Type out all the records word for word. Any pictures are to be left out.

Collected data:
--------------------
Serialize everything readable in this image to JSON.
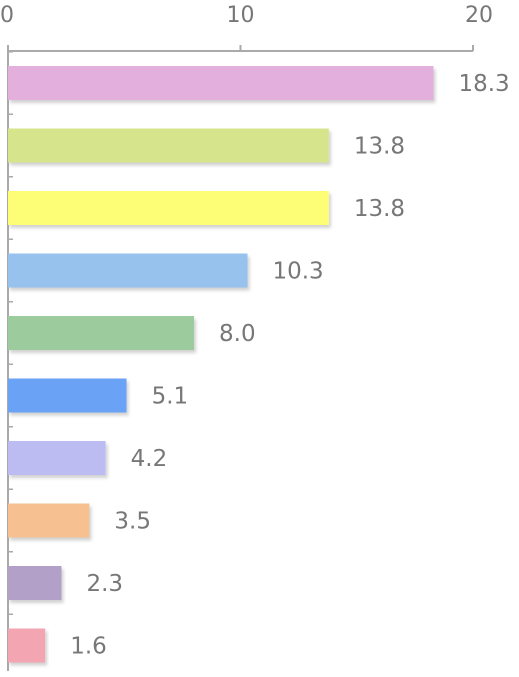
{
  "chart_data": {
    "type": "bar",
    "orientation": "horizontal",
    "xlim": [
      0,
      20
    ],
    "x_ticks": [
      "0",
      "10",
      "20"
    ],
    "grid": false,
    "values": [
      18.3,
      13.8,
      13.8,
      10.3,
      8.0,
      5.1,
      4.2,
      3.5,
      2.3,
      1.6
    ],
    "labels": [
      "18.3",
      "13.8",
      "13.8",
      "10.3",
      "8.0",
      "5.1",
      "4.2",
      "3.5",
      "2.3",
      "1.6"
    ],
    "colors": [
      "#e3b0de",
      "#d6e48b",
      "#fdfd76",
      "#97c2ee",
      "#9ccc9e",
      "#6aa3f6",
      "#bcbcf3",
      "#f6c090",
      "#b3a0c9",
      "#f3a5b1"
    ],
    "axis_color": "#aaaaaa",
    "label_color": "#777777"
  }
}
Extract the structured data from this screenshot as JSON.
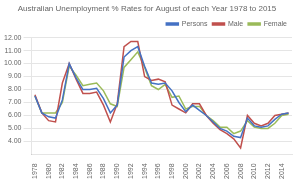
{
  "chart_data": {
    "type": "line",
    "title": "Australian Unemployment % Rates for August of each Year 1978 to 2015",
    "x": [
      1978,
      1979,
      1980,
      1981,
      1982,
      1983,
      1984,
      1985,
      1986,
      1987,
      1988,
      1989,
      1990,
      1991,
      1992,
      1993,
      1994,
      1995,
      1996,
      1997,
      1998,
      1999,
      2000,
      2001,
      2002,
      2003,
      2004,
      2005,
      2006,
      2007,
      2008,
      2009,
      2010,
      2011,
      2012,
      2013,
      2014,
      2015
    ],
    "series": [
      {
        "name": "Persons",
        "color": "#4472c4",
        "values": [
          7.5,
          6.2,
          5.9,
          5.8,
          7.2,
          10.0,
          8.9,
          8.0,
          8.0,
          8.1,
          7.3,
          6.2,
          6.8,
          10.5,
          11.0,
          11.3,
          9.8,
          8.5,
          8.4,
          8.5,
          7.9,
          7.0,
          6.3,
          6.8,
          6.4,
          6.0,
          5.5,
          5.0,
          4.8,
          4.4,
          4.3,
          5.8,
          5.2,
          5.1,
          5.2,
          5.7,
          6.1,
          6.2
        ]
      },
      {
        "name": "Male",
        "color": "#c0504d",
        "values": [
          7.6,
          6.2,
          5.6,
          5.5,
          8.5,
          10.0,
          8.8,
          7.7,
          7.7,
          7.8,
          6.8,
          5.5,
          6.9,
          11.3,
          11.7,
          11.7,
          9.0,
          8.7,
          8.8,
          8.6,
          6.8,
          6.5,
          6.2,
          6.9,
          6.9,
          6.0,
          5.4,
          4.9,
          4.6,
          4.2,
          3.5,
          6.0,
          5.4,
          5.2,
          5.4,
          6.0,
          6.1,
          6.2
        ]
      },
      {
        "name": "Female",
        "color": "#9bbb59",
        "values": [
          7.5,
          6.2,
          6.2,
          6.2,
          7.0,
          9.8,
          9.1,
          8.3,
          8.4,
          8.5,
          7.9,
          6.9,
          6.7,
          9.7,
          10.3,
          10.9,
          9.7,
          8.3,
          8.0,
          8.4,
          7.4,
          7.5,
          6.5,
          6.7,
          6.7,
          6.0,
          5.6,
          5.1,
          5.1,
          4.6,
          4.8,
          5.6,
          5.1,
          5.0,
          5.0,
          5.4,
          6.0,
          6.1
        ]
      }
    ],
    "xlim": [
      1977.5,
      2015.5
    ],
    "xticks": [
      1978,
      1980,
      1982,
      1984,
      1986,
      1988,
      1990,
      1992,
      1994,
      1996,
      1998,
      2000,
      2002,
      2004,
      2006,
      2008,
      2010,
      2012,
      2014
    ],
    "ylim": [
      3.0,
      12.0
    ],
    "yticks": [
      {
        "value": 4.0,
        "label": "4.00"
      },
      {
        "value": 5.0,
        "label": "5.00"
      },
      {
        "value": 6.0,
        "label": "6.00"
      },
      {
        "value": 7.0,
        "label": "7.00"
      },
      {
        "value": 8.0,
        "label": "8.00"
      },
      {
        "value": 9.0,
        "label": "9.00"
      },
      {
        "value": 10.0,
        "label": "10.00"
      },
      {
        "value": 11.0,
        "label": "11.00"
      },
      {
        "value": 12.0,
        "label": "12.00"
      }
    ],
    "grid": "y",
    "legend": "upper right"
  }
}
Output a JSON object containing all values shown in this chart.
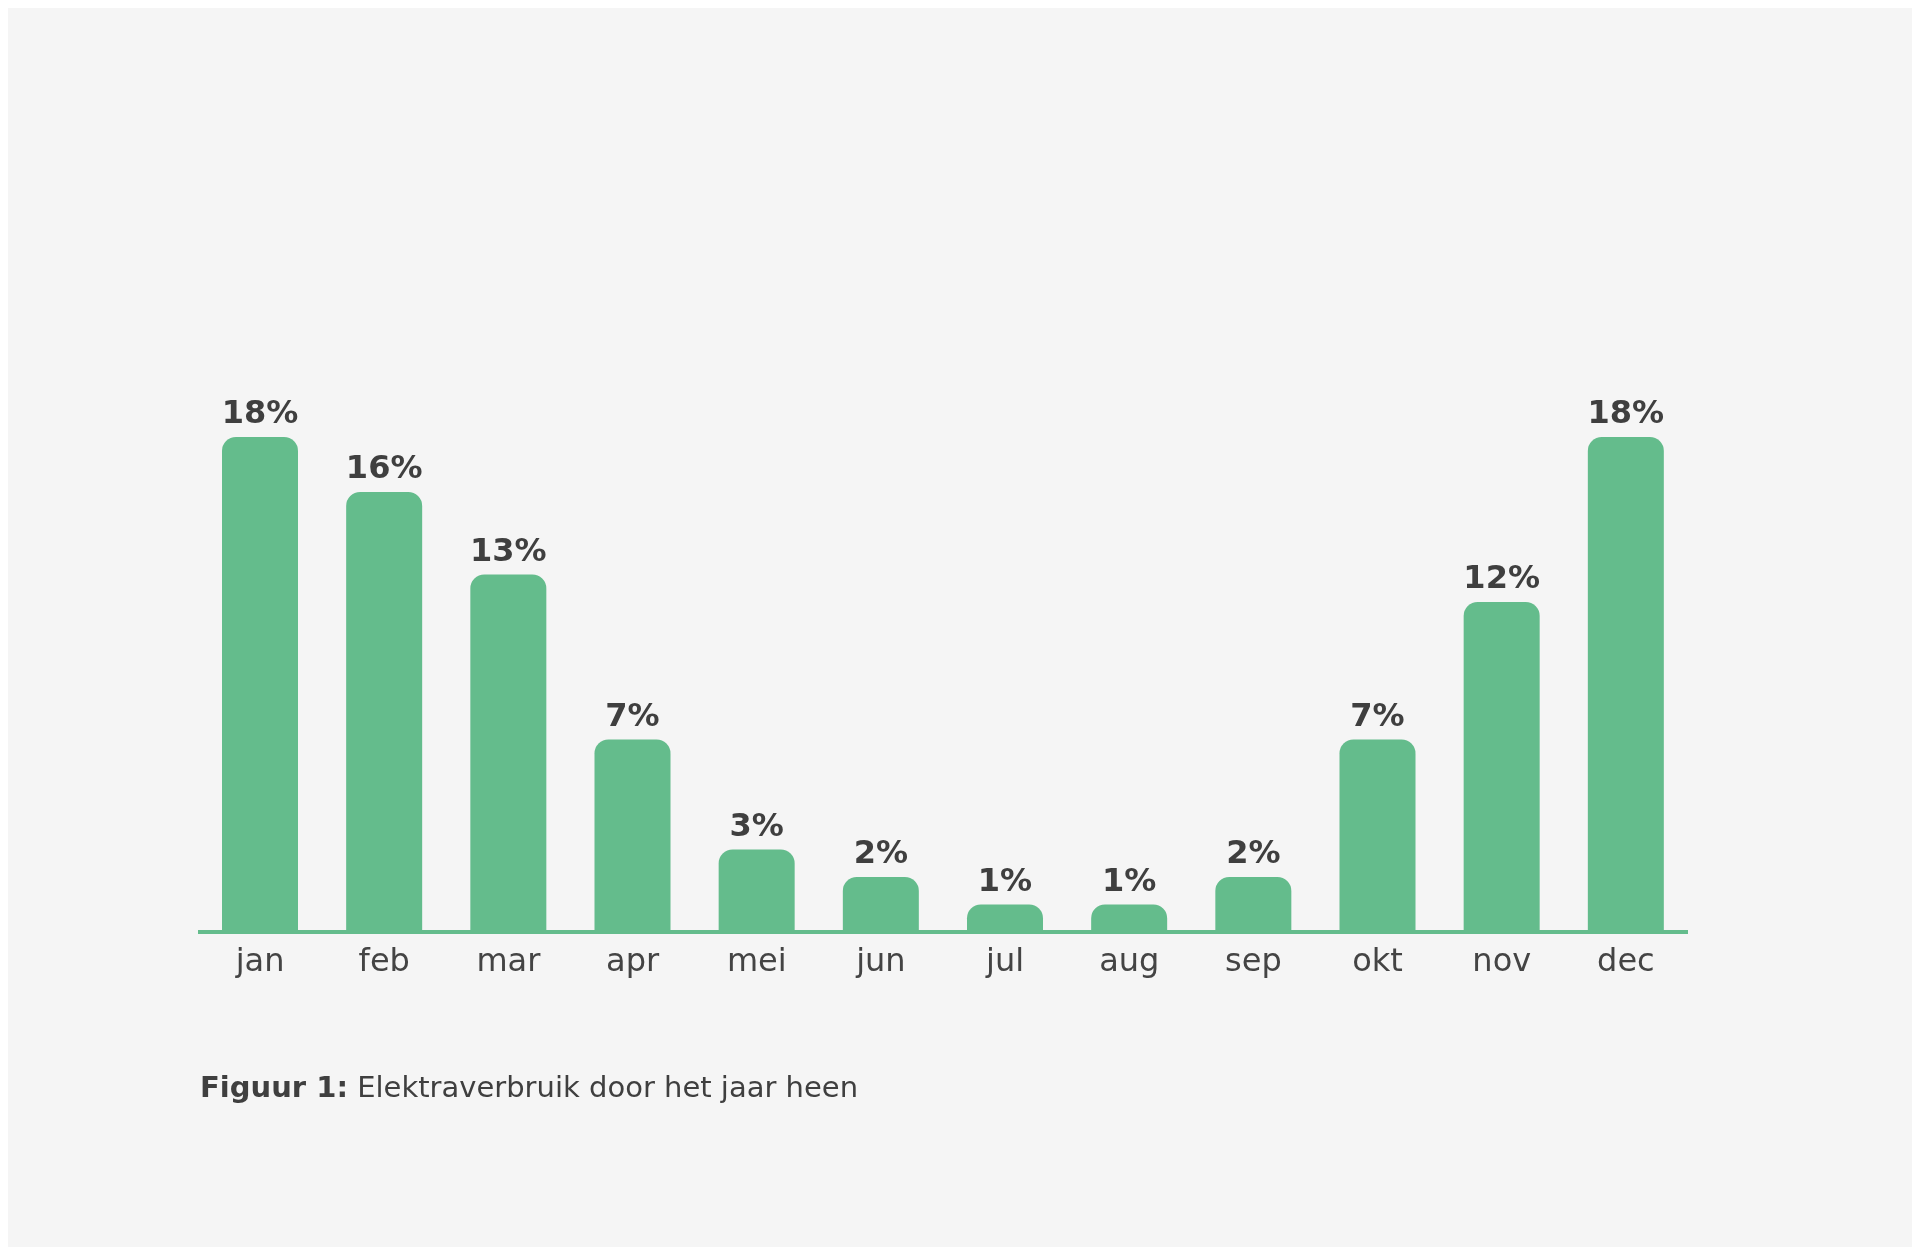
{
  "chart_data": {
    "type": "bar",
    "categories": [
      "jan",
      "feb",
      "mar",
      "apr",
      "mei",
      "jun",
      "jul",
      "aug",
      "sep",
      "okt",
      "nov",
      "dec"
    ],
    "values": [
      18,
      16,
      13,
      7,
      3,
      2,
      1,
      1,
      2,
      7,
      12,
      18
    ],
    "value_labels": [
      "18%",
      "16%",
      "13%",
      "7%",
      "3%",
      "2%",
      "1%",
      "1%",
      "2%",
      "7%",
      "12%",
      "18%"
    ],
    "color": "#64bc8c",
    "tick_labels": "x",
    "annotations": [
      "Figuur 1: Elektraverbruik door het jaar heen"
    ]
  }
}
--------------------
Response to the task
Serialize everything readable in this image to JSON.
{
  "chart_data": {
    "type": "bar",
    "orientation": "horizontal",
    "xlim": [
      0,
      20
    ],
    "x_ticks": [
      "0",
      "10",
      "20"
    ],
    "grid": false,
    "values": [
      18.3,
      13.8,
      13.8,
      10.3,
      8.0,
      5.1,
      4.2,
      3.5,
      2.3,
      1.6
    ],
    "labels": [
      "18.3",
      "13.8",
      "13.8",
      "10.3",
      "8.0",
      "5.1",
      "4.2",
      "3.5",
      "2.3",
      "1.6"
    ],
    "colors": [
      "#e3b0de",
      "#d6e48b",
      "#fdfd76",
      "#97c2ee",
      "#9ccc9e",
      "#6aa3f6",
      "#bcbcf3",
      "#f6c090",
      "#b3a0c9",
      "#f3a5b1"
    ],
    "axis_color": "#aaaaaa",
    "label_color": "#777777"
  }
}
Extract the structured data from this screenshot as JSON.
{
  "chart_data": {
    "type": "line",
    "title": "Australian Unemployment % Rates for August of each Year 1978 to 2015",
    "x": [
      1978,
      1979,
      1980,
      1981,
      1982,
      1983,
      1984,
      1985,
      1986,
      1987,
      1988,
      1989,
      1990,
      1991,
      1992,
      1993,
      1994,
      1995,
      1996,
      1997,
      1998,
      1999,
      2000,
      2001,
      2002,
      2003,
      2004,
      2005,
      2006,
      2007,
      2008,
      2009,
      2010,
      2011,
      2012,
      2013,
      2014,
      2015
    ],
    "series": [
      {
        "name": "Persons",
        "color": "#4472c4",
        "values": [
          7.5,
          6.2,
          5.9,
          5.8,
          7.2,
          10.0,
          8.9,
          8.0,
          8.0,
          8.1,
          7.3,
          6.2,
          6.8,
          10.5,
          11.0,
          11.3,
          9.8,
          8.5,
          8.4,
          8.5,
          7.9,
          7.0,
          6.3,
          6.8,
          6.4,
          6.0,
          5.5,
          5.0,
          4.8,
          4.4,
          4.3,
          5.8,
          5.2,
          5.1,
          5.2,
          5.7,
          6.1,
          6.2
        ]
      },
      {
        "name": "Male",
        "color": "#c0504d",
        "values": [
          7.6,
          6.2,
          5.6,
          5.5,
          8.5,
          10.0,
          8.8,
          7.7,
          7.7,
          7.8,
          6.8,
          5.5,
          6.9,
          11.3,
          11.7,
          11.7,
          9.0,
          8.7,
          8.8,
          8.6,
          6.8,
          6.5,
          6.2,
          6.9,
          6.9,
          6.0,
          5.4,
          4.9,
          4.6,
          4.2,
          3.5,
          6.0,
          5.4,
          5.2,
          5.4,
          6.0,
          6.1,
          6.2
        ]
      },
      {
        "name": "Female",
        "color": "#9bbb59",
        "values": [
          7.5,
          6.2,
          6.2,
          6.2,
          7.0,
          9.8,
          9.1,
          8.3,
          8.4,
          8.5,
          7.9,
          6.9,
          6.7,
          9.7,
          10.3,
          10.9,
          9.7,
          8.3,
          8.0,
          8.4,
          7.4,
          7.5,
          6.5,
          6.7,
          6.7,
          6.0,
          5.6,
          5.1,
          5.1,
          4.6,
          4.8,
          5.6,
          5.1,
          5.0,
          5.0,
          5.4,
          6.0,
          6.1
        ]
      }
    ],
    "xlim": [
      1977.5,
      2015.5
    ],
    "xticks": [
      1978,
      1980,
      1982,
      1984,
      1986,
      1988,
      1990,
      1992,
      1994,
      1996,
      1998,
      2000,
      2002,
      2004,
      2006,
      2008,
      2010,
      2012,
      2014
    ],
    "ylim": [
      3.0,
      12.0
    ],
    "yticks": [
      {
        "value": 4.0,
        "label": "4.00"
      },
      {
        "value": 5.0,
        "label": "5.00"
      },
      {
        "value": 6.0,
        "label": "6.00"
      },
      {
        "value": 7.0,
        "label": "7.00"
      },
      {
        "value": 8.0,
        "label": "8.00"
      },
      {
        "value": 9.0,
        "label": "9.00"
      },
      {
        "value": 10.0,
        "label": "10.00"
      },
      {
        "value": 11.0,
        "label": "11.00"
      },
      {
        "value": 12.0,
        "label": "12.00"
      }
    ],
    "grid": "y",
    "legend": "upper right"
  }
}
Output a JSON object containing all values shown in this chart.
{
  "chart_data": {
    "type": "bar",
    "categories": [
      "jan",
      "feb",
      "mar",
      "apr",
      "mei",
      "jun",
      "jul",
      "aug",
      "sep",
      "okt",
      "nov",
      "dec"
    ],
    "values": [
      18,
      16,
      13,
      7,
      3,
      2,
      1,
      1,
      2,
      7,
      12,
      18
    ],
    "value_labels": [
      "18%",
      "16%",
      "13%",
      "7%",
      "3%",
      "2%",
      "1%",
      "1%",
      "2%",
      "7%",
      "12%",
      "18%"
    ],
    "color": "#64bc8c",
    "tick_labels": "x",
    "annotations": [
      "Figuur 1: Elektraverbruik door het jaar heen"
    ]
  }
}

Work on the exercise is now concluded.